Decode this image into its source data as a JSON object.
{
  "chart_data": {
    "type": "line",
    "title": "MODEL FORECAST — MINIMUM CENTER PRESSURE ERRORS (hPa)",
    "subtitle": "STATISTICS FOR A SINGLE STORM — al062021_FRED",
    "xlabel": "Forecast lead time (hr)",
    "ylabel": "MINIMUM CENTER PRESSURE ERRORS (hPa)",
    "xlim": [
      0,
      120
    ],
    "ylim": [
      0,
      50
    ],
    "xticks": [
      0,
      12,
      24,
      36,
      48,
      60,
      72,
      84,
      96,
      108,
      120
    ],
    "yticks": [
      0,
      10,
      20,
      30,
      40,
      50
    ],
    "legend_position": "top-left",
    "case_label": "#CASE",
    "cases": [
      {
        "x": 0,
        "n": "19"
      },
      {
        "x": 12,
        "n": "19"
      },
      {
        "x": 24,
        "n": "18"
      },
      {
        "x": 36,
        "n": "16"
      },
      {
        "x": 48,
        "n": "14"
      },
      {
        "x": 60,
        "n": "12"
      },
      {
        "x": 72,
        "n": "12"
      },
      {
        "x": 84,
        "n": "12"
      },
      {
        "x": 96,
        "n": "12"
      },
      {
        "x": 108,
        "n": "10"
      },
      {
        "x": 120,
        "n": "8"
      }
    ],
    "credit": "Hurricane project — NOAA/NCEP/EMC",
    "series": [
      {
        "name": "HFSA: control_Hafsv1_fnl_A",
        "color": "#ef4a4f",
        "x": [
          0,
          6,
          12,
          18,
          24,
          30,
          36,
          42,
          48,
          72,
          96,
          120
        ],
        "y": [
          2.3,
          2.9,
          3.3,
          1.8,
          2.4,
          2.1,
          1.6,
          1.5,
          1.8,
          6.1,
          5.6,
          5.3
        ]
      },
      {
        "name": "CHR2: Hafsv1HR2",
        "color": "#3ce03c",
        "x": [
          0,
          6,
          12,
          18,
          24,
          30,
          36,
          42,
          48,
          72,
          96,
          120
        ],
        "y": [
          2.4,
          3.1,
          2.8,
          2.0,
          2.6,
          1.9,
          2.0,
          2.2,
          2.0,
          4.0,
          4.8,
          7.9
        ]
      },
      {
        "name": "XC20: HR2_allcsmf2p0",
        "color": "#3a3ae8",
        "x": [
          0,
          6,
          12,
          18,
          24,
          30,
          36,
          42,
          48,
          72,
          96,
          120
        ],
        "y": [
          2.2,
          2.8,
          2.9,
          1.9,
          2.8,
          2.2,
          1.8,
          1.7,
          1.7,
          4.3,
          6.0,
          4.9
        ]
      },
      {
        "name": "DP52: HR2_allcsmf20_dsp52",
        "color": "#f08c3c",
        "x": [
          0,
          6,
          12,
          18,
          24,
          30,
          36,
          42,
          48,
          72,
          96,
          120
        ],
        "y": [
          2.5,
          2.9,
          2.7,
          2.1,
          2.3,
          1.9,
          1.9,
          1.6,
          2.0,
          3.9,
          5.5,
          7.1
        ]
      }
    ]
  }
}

################

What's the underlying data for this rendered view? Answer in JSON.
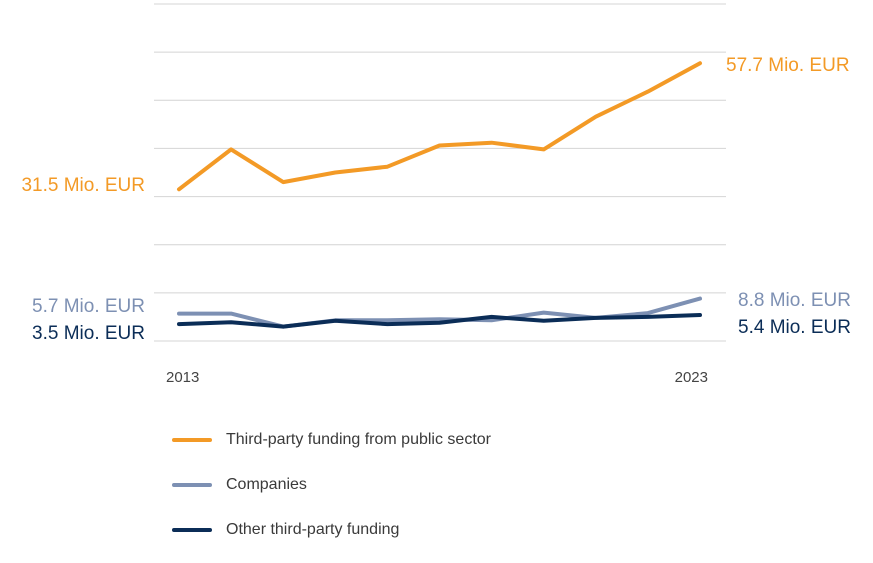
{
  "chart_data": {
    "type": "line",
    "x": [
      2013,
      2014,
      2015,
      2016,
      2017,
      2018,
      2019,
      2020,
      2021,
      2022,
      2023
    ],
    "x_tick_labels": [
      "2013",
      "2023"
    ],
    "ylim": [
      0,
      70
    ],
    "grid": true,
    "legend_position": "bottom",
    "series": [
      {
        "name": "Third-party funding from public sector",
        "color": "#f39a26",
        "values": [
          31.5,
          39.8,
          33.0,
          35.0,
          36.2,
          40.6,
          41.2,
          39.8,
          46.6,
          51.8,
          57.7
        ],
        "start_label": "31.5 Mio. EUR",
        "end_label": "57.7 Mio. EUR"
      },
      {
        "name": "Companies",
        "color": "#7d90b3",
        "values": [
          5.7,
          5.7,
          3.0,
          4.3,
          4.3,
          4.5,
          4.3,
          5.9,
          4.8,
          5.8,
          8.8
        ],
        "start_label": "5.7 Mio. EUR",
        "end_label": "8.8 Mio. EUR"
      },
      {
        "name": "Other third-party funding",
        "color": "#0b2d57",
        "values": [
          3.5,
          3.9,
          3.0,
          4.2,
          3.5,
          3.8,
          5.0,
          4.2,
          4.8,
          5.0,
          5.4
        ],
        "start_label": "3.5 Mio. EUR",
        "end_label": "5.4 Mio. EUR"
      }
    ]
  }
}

################

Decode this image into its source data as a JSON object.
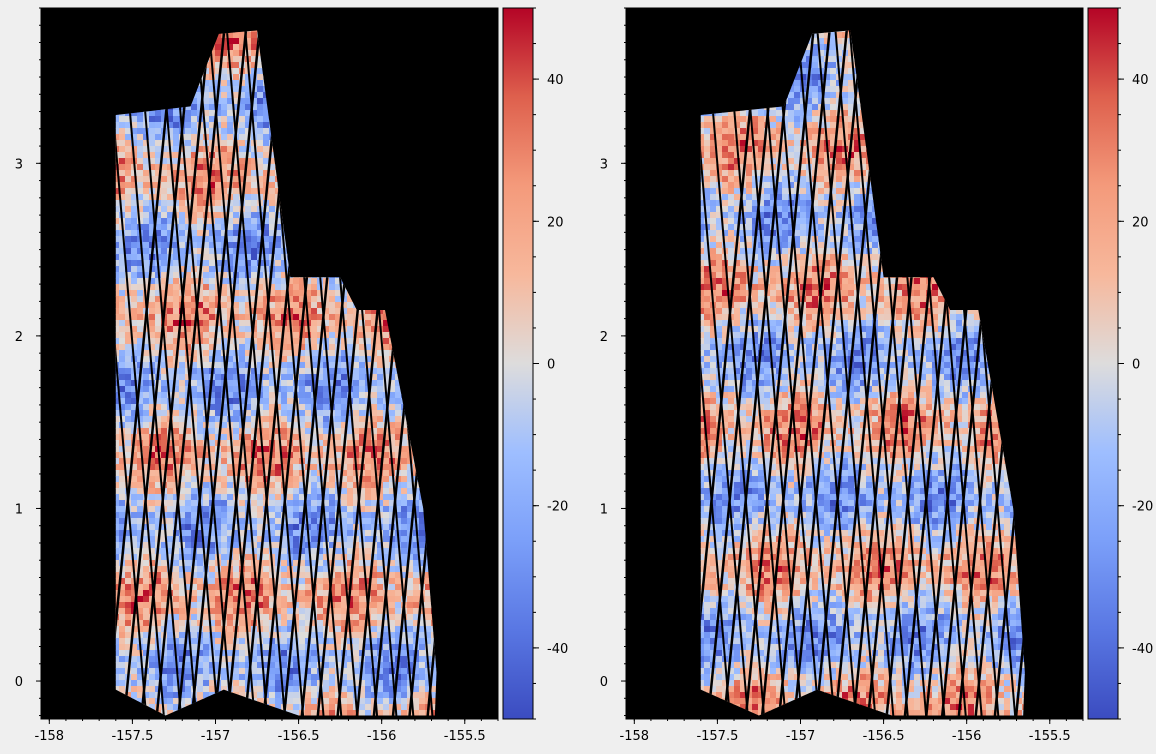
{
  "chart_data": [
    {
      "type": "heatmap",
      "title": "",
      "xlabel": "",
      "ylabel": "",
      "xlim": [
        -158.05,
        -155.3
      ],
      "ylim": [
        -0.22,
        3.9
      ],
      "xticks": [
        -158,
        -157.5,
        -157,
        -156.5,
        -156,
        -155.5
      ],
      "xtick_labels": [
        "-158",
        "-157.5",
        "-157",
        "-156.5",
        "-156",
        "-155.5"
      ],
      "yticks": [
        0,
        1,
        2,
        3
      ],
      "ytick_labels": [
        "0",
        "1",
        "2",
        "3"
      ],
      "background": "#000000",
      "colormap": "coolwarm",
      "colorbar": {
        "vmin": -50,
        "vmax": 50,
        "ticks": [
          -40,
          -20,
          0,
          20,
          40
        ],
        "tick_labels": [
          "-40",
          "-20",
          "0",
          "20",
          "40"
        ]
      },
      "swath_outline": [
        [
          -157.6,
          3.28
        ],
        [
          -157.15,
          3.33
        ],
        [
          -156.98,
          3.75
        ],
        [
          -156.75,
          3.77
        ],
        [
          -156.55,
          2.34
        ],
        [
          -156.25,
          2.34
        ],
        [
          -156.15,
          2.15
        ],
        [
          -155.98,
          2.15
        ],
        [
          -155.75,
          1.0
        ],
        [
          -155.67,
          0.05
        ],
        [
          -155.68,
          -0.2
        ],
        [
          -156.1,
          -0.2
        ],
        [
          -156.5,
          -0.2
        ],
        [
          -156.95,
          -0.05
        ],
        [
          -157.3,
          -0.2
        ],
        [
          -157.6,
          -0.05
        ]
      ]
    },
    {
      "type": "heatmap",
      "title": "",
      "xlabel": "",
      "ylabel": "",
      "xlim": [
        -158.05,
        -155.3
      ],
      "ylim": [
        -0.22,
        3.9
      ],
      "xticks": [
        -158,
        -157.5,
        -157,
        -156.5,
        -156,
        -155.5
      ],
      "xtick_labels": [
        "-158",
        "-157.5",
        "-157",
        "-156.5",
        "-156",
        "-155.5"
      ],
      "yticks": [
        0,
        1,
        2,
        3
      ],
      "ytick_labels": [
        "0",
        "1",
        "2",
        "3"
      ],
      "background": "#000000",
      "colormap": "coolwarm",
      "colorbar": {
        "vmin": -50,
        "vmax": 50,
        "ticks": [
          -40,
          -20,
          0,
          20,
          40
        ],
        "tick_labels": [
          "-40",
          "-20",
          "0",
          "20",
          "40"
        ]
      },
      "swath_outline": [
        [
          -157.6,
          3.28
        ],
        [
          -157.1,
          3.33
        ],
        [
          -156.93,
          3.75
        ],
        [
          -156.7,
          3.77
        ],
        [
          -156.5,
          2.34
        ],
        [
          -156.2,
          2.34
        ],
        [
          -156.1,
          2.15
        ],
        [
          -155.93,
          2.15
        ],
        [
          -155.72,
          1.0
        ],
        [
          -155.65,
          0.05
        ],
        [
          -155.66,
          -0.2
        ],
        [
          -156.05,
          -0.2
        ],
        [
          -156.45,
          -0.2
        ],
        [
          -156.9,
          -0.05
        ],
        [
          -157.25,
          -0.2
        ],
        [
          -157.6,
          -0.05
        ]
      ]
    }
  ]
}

################

* Job
Check each line of the data above for the string "CENTER" and report only how many lines have it.

* The response
2